- **Written task**
Tell how many lines in the data below include the word "participate". The answer is the number only.

————

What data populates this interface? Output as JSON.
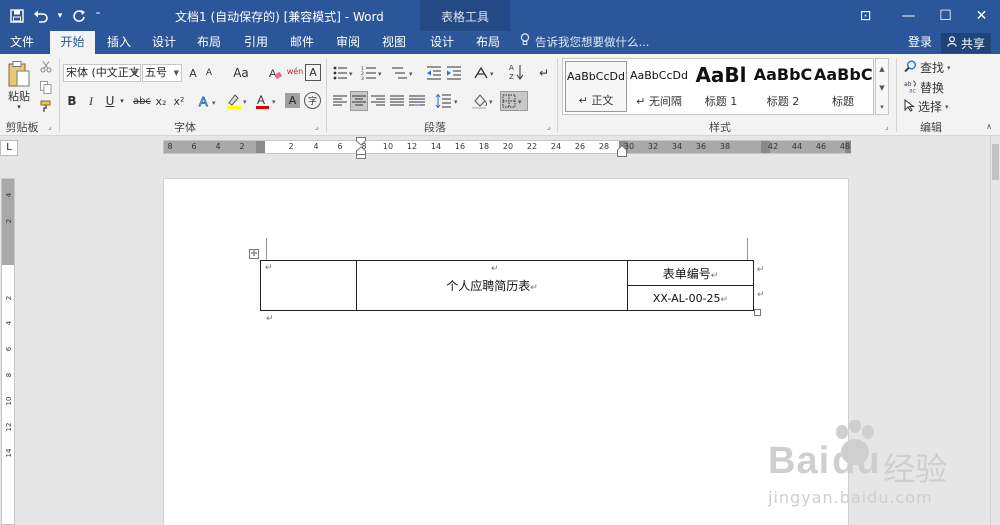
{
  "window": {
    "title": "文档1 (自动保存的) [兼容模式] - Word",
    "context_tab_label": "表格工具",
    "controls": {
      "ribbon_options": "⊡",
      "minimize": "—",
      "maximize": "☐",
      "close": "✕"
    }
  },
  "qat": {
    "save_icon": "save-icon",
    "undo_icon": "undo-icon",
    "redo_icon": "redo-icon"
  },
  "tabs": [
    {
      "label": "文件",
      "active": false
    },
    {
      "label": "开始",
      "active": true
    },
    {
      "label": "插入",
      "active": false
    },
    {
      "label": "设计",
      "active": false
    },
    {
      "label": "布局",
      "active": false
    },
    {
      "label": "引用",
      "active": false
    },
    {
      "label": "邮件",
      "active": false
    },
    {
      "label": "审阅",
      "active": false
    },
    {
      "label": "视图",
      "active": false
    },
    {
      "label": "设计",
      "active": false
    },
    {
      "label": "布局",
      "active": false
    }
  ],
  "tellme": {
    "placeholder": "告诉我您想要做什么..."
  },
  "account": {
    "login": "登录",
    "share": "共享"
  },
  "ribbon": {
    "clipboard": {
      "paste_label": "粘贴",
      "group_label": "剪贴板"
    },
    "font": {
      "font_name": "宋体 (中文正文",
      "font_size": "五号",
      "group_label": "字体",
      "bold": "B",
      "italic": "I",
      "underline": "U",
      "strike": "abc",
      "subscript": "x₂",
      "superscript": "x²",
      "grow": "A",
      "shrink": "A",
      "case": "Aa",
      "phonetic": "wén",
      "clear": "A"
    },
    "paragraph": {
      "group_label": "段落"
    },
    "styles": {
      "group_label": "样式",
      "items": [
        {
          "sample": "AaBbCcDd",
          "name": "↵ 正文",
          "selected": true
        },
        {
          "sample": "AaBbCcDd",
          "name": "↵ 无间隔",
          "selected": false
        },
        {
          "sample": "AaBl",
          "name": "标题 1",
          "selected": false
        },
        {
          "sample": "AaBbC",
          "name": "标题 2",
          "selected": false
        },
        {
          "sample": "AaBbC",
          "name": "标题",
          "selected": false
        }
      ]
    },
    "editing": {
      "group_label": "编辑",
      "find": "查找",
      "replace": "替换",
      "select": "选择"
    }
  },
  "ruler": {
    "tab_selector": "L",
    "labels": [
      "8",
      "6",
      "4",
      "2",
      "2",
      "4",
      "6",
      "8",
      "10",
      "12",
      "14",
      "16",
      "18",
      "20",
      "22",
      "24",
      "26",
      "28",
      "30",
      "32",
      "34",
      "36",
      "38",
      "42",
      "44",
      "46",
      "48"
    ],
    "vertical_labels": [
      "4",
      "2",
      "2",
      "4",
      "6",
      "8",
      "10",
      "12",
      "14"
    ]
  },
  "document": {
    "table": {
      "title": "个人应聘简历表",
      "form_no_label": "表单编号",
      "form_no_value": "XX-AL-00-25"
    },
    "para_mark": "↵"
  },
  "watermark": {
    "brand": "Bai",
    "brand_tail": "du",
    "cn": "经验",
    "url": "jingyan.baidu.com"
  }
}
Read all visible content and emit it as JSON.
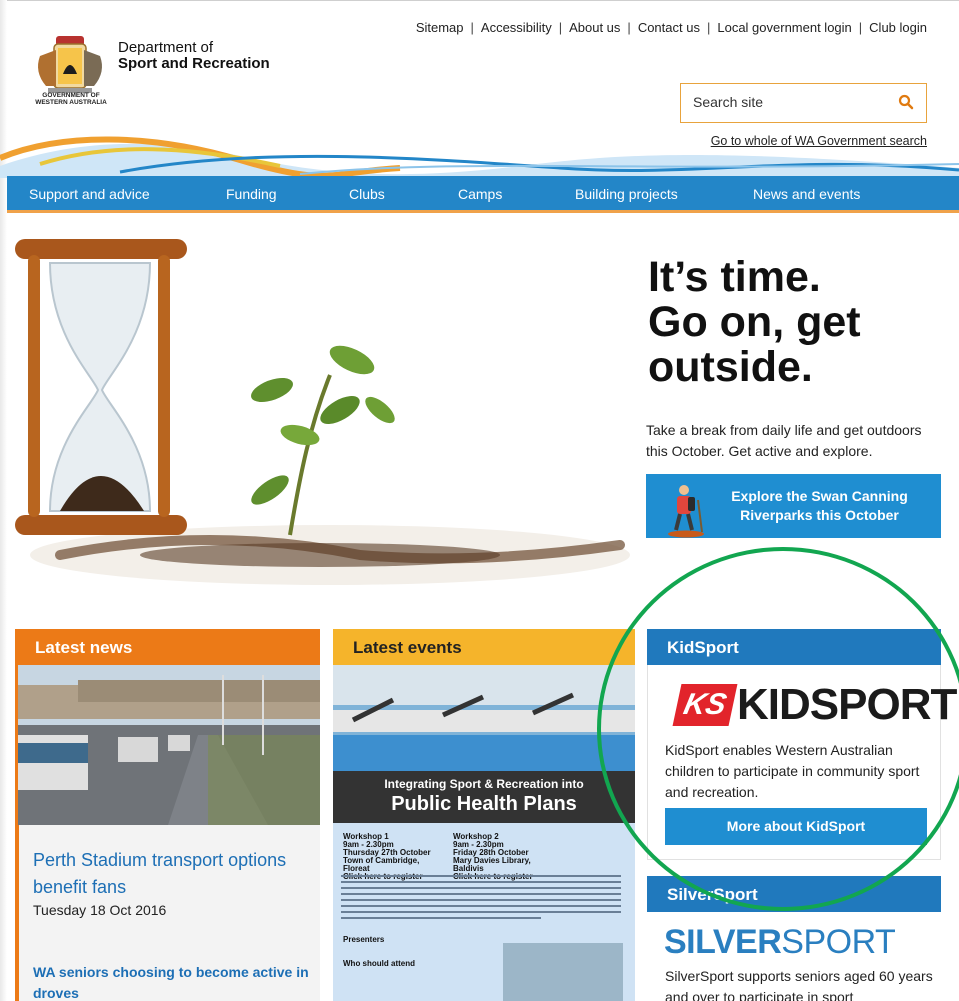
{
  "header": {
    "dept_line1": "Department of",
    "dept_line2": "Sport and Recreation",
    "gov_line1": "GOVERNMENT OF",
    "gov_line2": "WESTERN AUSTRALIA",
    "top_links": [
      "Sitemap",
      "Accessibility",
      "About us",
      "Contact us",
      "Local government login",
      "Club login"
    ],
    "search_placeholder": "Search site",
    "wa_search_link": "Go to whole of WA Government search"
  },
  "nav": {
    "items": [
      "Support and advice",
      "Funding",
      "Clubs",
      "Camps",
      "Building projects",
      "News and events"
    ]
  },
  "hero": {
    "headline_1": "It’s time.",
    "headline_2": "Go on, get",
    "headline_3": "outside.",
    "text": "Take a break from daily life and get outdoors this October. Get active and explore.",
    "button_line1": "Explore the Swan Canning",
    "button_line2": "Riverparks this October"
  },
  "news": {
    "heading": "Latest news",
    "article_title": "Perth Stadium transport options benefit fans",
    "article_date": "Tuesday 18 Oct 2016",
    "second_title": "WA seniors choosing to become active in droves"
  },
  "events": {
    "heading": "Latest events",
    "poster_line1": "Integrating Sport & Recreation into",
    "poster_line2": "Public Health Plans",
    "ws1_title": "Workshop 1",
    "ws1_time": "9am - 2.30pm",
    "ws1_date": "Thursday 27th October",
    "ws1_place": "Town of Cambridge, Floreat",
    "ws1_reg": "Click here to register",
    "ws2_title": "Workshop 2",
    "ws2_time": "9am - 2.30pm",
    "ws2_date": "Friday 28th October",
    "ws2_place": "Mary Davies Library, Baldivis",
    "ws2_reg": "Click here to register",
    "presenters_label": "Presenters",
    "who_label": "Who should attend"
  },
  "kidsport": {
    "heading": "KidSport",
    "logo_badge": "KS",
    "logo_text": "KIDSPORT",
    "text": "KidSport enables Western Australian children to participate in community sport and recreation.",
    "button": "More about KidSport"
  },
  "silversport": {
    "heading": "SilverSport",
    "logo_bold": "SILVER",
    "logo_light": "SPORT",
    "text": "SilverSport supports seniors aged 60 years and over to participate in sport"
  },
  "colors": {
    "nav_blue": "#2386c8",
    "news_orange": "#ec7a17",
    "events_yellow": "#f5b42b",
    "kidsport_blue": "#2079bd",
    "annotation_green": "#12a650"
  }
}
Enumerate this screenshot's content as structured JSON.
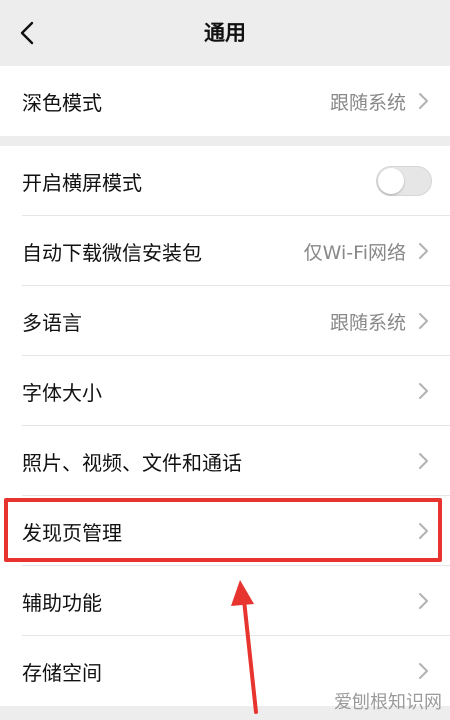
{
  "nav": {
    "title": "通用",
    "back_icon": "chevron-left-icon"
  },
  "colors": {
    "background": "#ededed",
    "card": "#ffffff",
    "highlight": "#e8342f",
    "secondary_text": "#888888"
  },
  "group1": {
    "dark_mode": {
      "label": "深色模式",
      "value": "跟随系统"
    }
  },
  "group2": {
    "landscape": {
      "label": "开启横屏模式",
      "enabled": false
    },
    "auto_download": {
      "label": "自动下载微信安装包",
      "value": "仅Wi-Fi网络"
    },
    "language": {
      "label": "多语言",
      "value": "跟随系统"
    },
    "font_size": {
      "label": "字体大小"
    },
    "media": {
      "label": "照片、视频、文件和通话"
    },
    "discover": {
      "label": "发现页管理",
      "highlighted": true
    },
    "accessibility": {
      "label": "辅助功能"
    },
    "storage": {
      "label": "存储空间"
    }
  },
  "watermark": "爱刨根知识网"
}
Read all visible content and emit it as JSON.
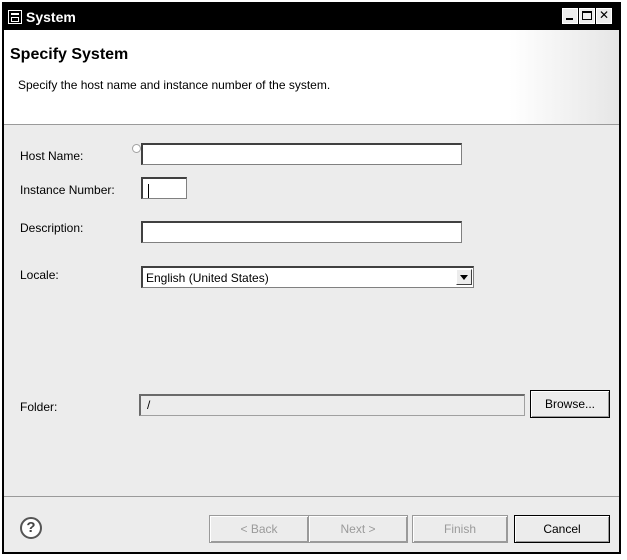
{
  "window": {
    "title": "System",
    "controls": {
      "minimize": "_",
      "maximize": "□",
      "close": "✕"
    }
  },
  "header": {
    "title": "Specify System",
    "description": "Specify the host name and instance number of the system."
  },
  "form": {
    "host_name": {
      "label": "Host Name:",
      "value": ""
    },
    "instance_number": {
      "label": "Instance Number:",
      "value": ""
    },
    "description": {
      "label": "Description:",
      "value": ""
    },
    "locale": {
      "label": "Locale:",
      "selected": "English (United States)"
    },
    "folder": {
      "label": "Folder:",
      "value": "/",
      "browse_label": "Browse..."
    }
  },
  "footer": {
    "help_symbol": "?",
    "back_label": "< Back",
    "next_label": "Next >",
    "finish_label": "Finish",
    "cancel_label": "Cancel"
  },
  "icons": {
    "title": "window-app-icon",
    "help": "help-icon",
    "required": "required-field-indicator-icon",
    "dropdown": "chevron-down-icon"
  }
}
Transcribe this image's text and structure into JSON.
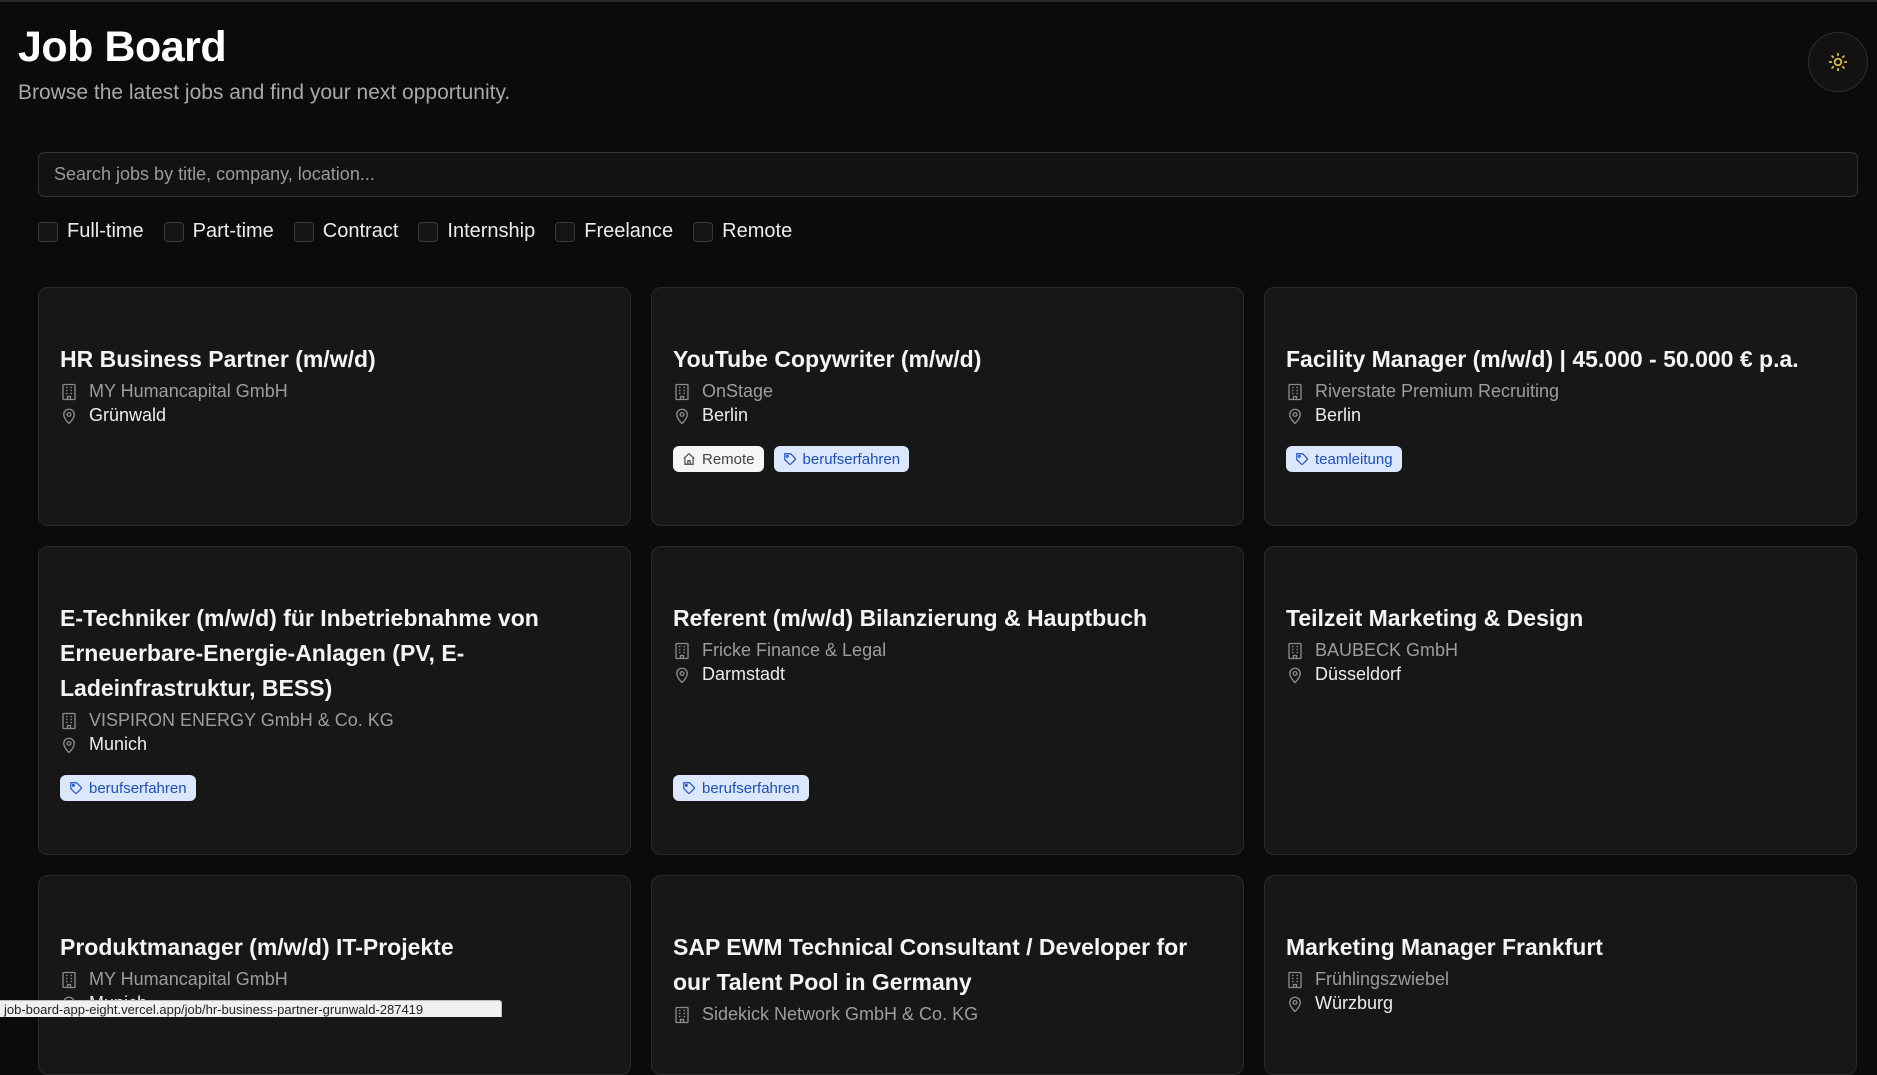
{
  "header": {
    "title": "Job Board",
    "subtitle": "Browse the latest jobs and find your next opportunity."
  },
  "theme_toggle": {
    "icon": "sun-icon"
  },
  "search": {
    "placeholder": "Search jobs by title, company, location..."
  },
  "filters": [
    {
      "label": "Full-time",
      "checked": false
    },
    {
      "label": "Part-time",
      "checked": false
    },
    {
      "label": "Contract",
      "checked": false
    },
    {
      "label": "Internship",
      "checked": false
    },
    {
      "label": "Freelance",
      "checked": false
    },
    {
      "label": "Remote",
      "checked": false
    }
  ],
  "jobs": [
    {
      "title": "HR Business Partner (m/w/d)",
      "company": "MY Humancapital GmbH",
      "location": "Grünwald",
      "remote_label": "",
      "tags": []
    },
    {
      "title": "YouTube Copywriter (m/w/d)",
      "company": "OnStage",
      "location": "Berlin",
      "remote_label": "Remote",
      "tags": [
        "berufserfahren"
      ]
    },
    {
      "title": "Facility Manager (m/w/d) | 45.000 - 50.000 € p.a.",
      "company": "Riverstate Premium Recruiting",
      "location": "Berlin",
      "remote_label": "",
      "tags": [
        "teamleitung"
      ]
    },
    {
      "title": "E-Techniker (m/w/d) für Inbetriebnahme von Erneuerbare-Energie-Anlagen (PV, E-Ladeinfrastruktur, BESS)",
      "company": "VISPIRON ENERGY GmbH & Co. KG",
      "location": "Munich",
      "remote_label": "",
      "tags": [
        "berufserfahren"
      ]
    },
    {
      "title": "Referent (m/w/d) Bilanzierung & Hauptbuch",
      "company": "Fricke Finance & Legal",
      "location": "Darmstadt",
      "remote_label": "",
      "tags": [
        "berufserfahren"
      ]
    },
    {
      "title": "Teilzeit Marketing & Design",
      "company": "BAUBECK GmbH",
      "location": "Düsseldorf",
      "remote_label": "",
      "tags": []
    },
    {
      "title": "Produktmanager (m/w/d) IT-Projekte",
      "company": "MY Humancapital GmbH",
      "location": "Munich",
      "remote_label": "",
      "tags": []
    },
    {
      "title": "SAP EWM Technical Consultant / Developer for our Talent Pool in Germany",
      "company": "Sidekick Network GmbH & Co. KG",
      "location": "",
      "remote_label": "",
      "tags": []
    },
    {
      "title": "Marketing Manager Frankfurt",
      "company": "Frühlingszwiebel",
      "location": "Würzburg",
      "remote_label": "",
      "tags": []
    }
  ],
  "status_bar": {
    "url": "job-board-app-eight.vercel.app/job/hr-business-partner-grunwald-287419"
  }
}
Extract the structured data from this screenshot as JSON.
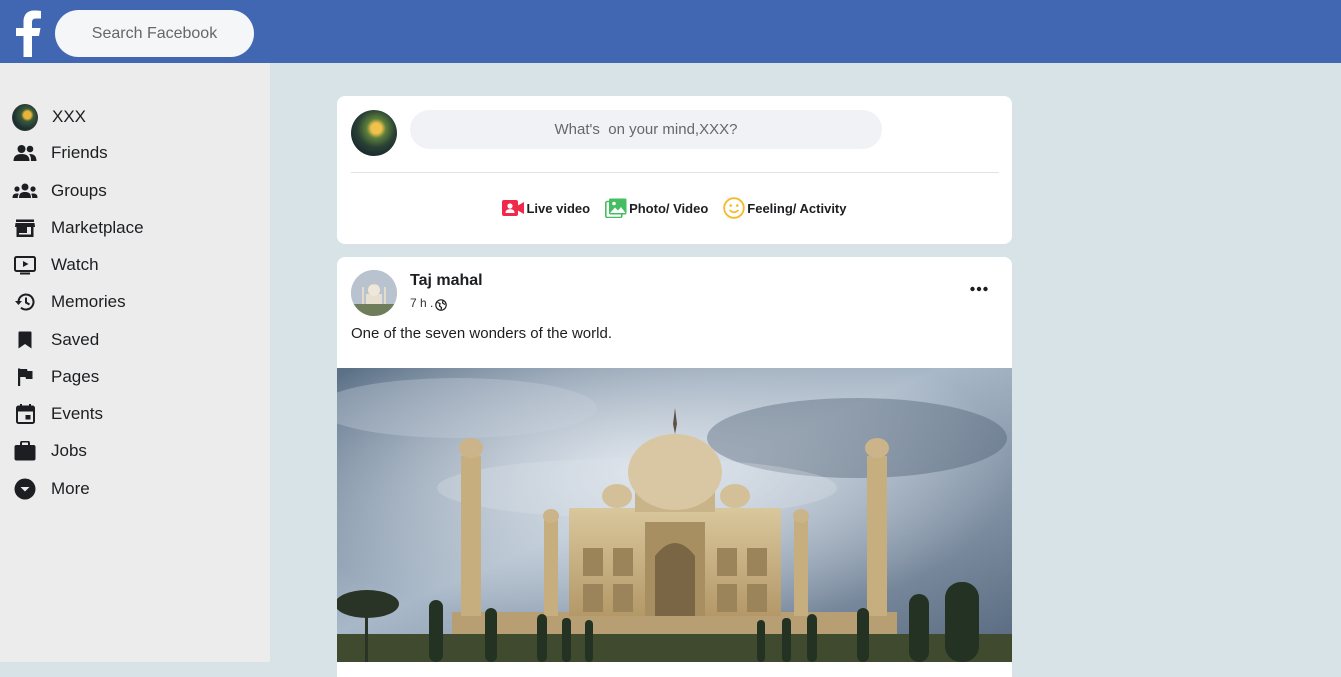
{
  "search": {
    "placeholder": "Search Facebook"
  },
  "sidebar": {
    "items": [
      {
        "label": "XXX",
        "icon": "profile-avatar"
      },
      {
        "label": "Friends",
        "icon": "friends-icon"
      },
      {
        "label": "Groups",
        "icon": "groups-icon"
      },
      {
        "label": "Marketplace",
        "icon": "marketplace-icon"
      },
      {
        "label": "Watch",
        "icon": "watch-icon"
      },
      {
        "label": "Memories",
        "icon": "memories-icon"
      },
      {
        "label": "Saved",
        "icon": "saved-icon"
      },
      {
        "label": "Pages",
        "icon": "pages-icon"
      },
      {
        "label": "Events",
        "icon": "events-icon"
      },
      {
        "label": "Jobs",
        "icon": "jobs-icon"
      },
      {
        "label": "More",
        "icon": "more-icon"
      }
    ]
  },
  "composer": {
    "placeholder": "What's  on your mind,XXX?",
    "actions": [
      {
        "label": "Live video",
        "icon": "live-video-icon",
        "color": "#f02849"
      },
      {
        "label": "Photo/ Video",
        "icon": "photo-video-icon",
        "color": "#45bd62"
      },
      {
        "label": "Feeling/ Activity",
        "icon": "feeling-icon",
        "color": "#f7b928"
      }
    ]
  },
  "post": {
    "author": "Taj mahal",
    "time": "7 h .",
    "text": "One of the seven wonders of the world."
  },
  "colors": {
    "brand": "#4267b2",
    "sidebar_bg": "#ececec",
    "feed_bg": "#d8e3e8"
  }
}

————

- **The result**
2